Stored records
═══

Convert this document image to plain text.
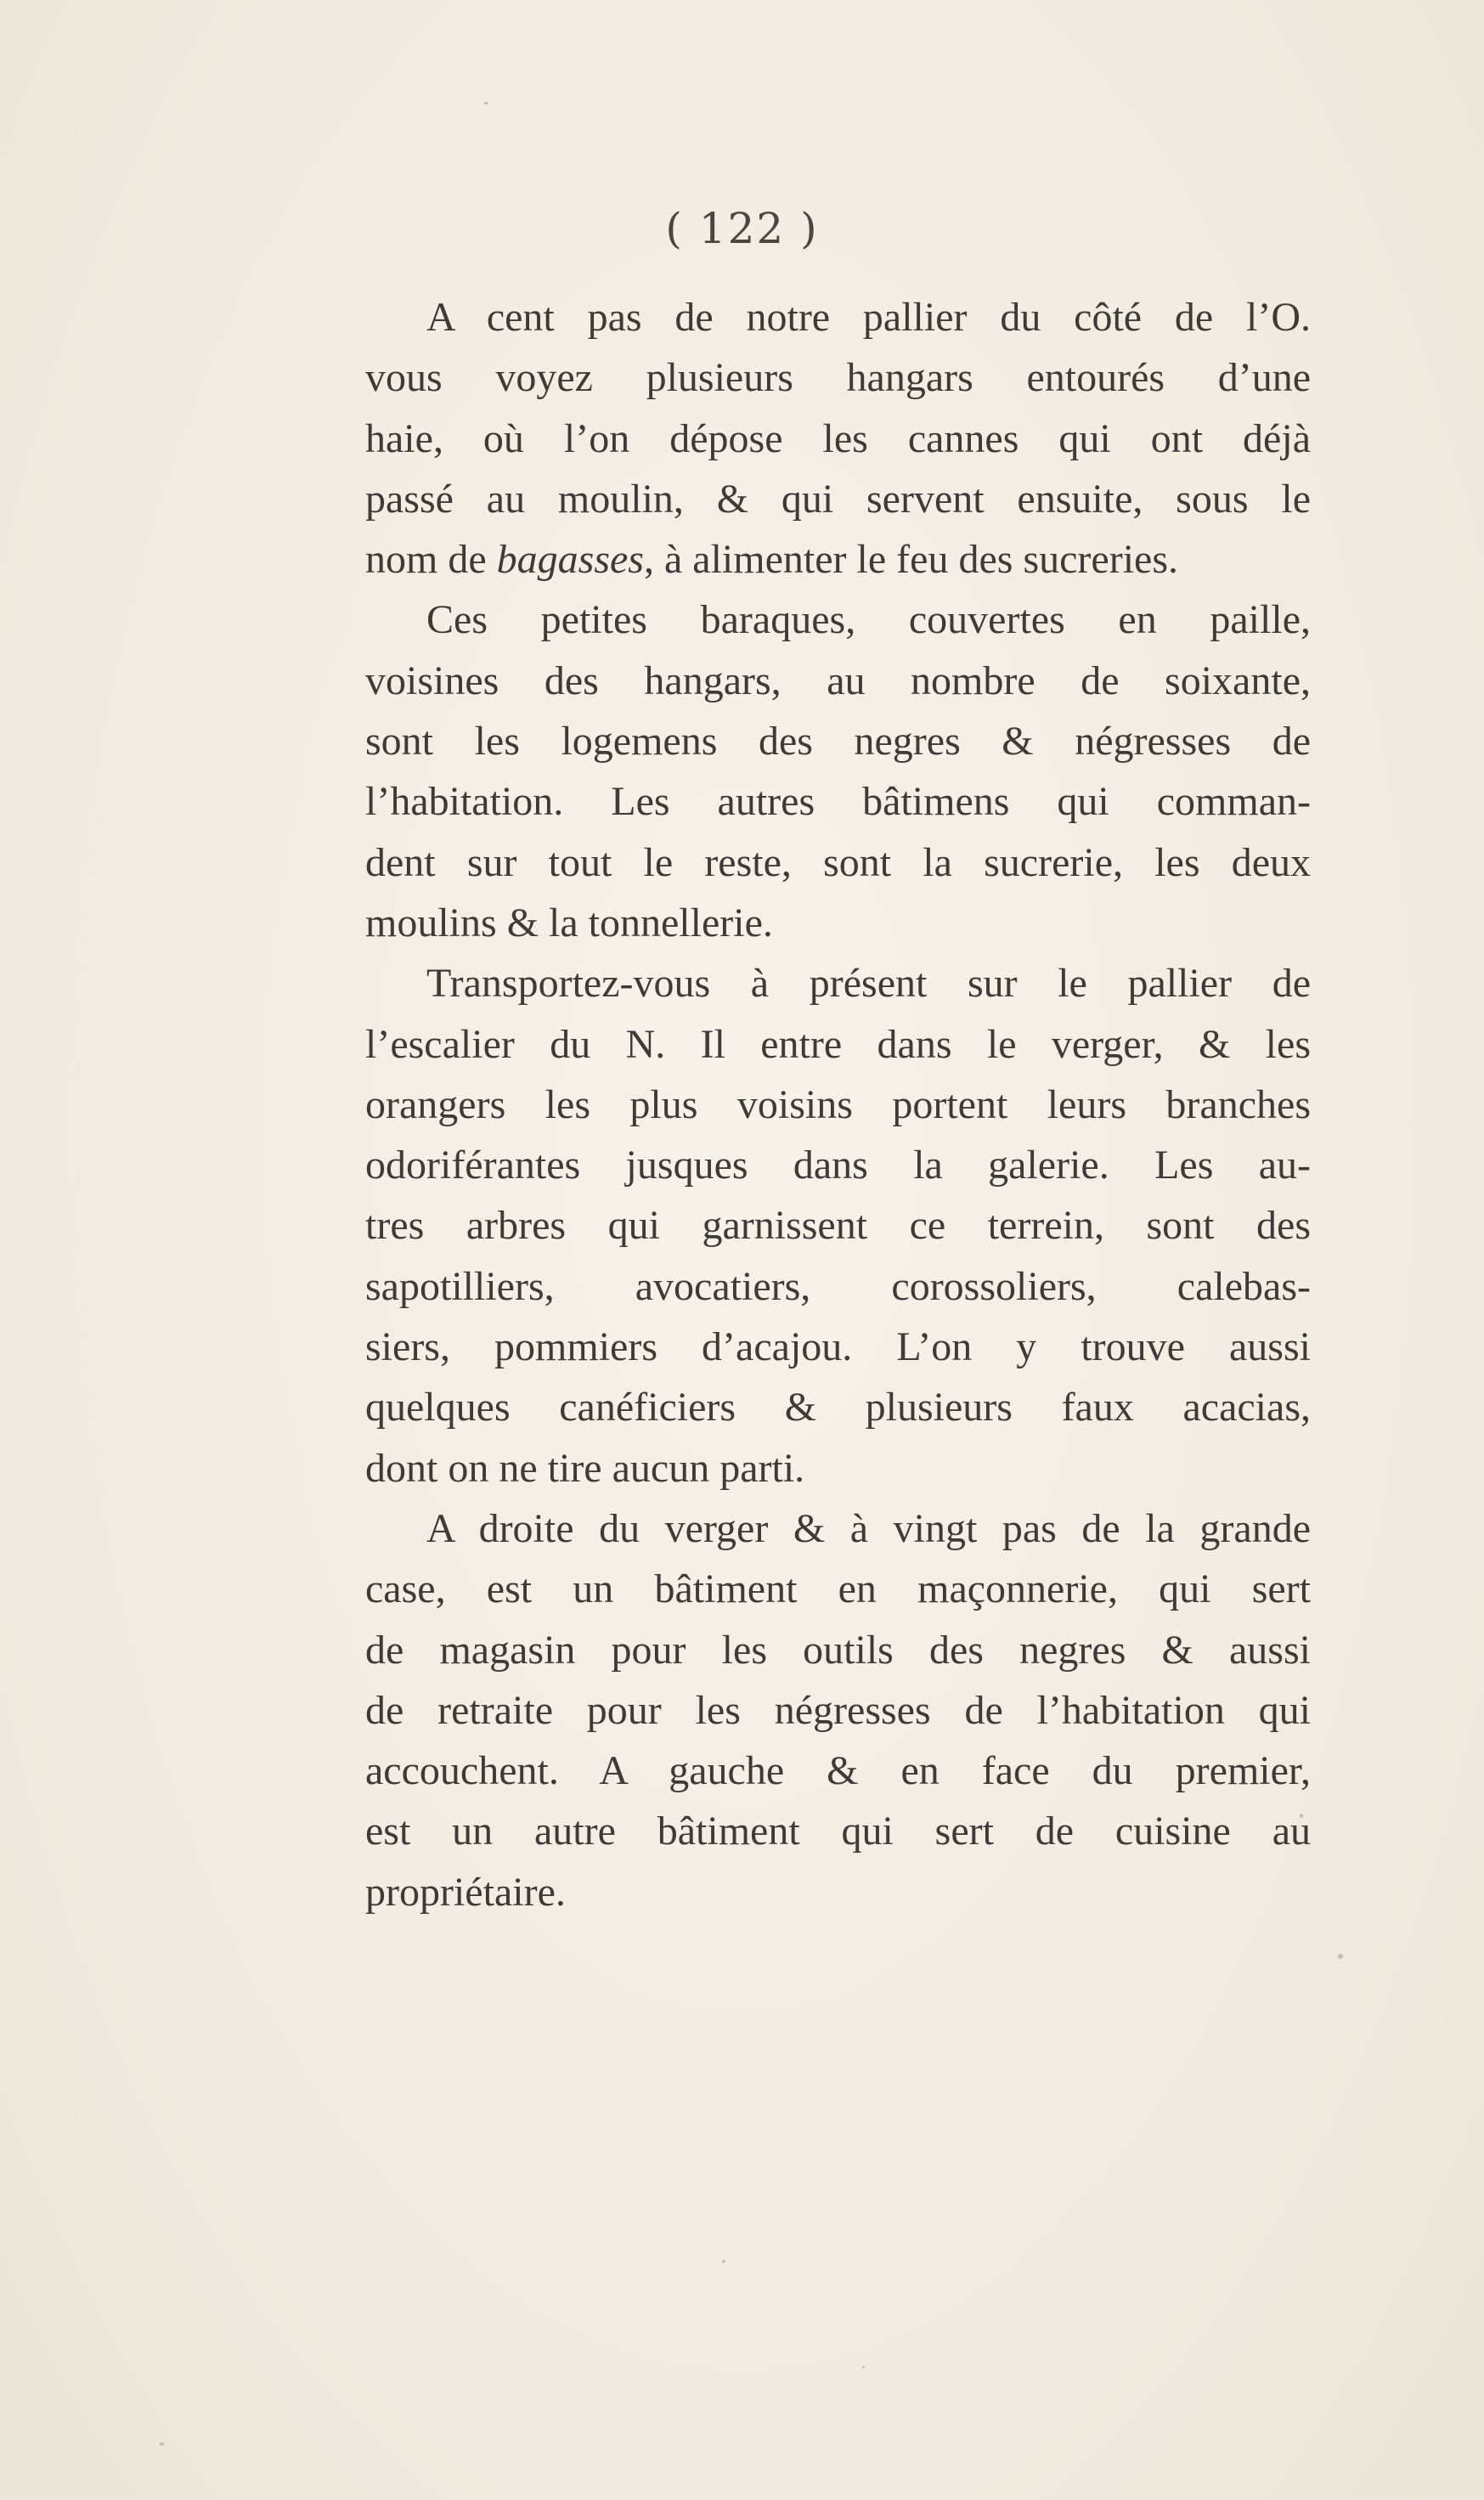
( 122 )
A cent pas de notre pallier du côté de l’O.
vous voyez plusieurs hangars entourés d’une
haie, où l’on dépose les cannes qui ont déjà
passé au moulin, & qui servent ensuite, sous le
nom de bagasses, à alimenter le feu des sucreries.
Ces petites baraques, couvertes en paille,
voisines des hangars, au nombre de soixante,
sont les logemens des negres & négresses de
l’habitation. Les autres bâtimens qui comman-
dent sur tout le reste, sont la sucrerie, les deux
moulins & la tonnellerie.
Transportez-vous à présent sur le pallier de
l’escalier du N. Il entre dans le verger, & les
orangers les plus voisins portent leurs branches
odoriférantes jusques dans la galerie. Les au-
tres arbres qui garnissent ce terrein, sont des
sapotilliers, avocatiers, corossoliers, calebas-
siers, pommiers d’acajou. L’on y trouve aussi
quelques canéficiers & plusieurs faux acacias,
dont on ne tire aucun parti.
A droite du verger & à vingt pas de la grande
case, est un bâtiment en maçonnerie, qui sert
de magasin pour les outils des negres & aussi
de retraite pour les négresses de l’habitation qui
accouchent. A gauche & en face du premier,
est un autre bâtiment qui sert de cuisine au
propriétaire.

═══

# Exercise task
Give every line of the material that includes the string "sont".

# Solved exercise
sont les logemens des negres & négresses de
dent sur tout le reste, sont la sucrerie, les deux
tres arbres qui garnissent ce terrein, sont des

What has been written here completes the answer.